**What is expected**
Reproduce all the material exactly, minus any pictures it holds.
[Start Data listing]
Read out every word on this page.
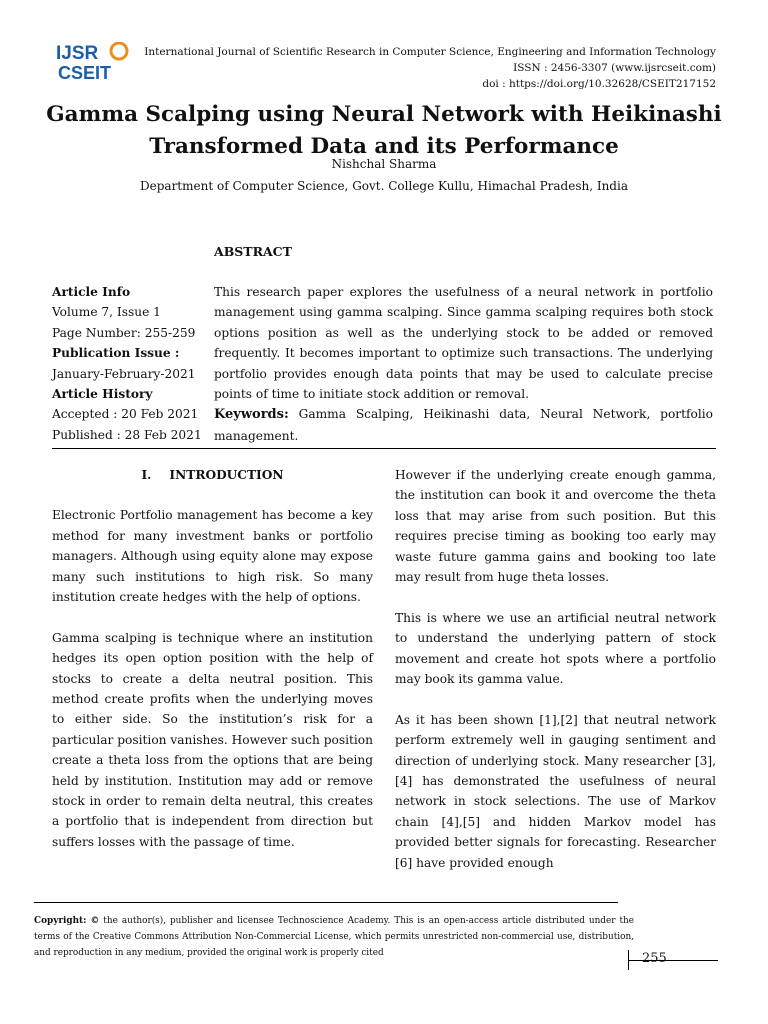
IJSR
CSEIT
International Journal of Scientific Research in Computer Science, Engineering and Information Technology
ISSN : 2456-3307 (www.ijsrcseit.com)
doi : https://doi.org/10.32628/CSEIT217152
Gamma Scalping using Neural Network with Heikinashi
Transformed Data and its Performance
Nishchal Sharma
Department of Computer Science, Govt. College Kullu, Himachal Pradesh, India
ABSTRACT
Article Info
Volume 7, Issue 1
Page Number: 255-259
Publication Issue :
January-February-2021
Article History
Accepted : 20 Feb 2021
Published : 28 Feb 2021
This research paper explores the usefulness of a neural network in portfolio management using gamma scalping. Since gamma scalping requires both stock options position as well as the underlying stock to be added or removed frequently. It becomes important to optimize such transactions. The underlying portfolio provides enough data points that may be used to calculate precise points of time to initiate stock addition or removal.
Keywords: Gamma Scalping, Heikinashi data, Neural Network, portfolio management.
I. INTRODUCTION

Electronic Portfolio management has become a key method for many investment banks or portfolio managers. Although using equity alone may expose many such institutions to high risk. So many institution create hedges with the help of options.

Gamma scalping is technique where an institution hedges its open option position with the help of stocks to create a delta neutral position. This method create profits when the underlying moves to either side. So the institution’s risk for a particular position vanishes. However such position create a theta loss from the options that are being held by institution. Institution may add or remove stock in order to remain delta neutral, this creates a portfolio that is independent from direction but suffers losses with the passage of time.

However if the underlying create enough gamma, the institution can book it and overcome the theta loss that may arise from such position. But this requires precise timing as booking too early may waste future gamma gains and booking too late may result from huge theta losses.

This is where we use an artificial neutral network to understand the underlying pattern of stock movement and create hot spots where a portfolio may book its gamma value.

As it has been shown [1],[2] that neutral network perform extremely well in gauging sentiment and direction of underlying stock. Many researcher [3],[4] has demonstrated the usefulness of neural network in stock selections. The use of Markov chain [4],[5] and hidden Markov model has provided better signals for forecasting. Researcher [6] have provided enough

Copyright: © the author(s), publisher and licensee Technoscience Academy. This is an open-access article distributed under the terms of the Creative Commons Attribution Non-Commercial License, which permits unrestricted non-commercial use, distribution, and reproduction in any medium, provided the original work is properly cited	255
[End Data listing]
**Exercise output**
Read out every word on this page.
IJSR
CSEIT
International Journal of Scientific Research in Computer Science, Engineering and Information Technology
ISSN : 2456-3307 (www.ijsrcseit.com)
doi : https://doi.org/10.32628/CSEIT217152
Gamma Scalping using Neural Network with Heikinashi
Transformed Data and its Performance
Nishchal Sharma
Department of Computer Science, Govt. College Kullu, Himachal Pradesh, India
ABSTRACT
Article Info
Volume 7, Issue 1
Page Number: 255-259
Publication Issue :
January-February-2021
Article History
Accepted : 20 Feb 2021
Published : 28 Feb 2021
This research paper explores the usefulness of a neural network in portfolio management using gamma scalping. Since gamma scalping requires both stock options position as well as the underlying stock to be added or removed frequently. It becomes important to optimize such transactions. The underlying portfolio provides enough data points that may be used to calculate precise points of time to initiate stock addition or removal.
Keywords: Gamma Scalping, Heikinashi data, Neural Network, portfolio management.
I. INTRODUCTION

Electronic Portfolio management has become a key method for many investment banks or portfolio managers. Although using equity alone may expose many such institutions to high risk. So many institution create hedges with the help of options.

Gamma scalping is technique where an institution hedges its open option position with the help of stocks to create a delta neutral position. This method create profits when the underlying moves to either side. So the institution’s risk for a particular position vanishes. However such position create a theta loss from the options that are being held by institution. Institution may add or remove stock in order to remain delta neutral, this creates a portfolio that is independent from direction but suffers losses with the passage of time.

However if the underlying create enough gamma, the institution can book it and overcome the theta loss that may arise from such position. But this requires precise timing as booking too early may waste future gamma gains and booking too late may result from huge theta losses.

This is where we use an artificial neutral network to understand the underlying pattern of stock movement and create hot spots where a portfolio may book its gamma value.

As it has been shown [1],[2] that neutral network perform extremely well in gauging sentiment and direction of underlying stock. Many researcher [3],[4] has demonstrated the usefulness of neural network in stock selections. The use of Markov chain [4],[5] and hidden Markov model has provided better signals for forecasting. Researcher [6] have provided enough

Copyright: © the author(s), publisher and licensee Technoscience Academy. This is an open-access article distributed under the terms of the Creative Commons Attribution Non-Commercial License, which permits unrestricted non-commercial use, distribution, and reproduction in any medium, provided the original work is properly cited	255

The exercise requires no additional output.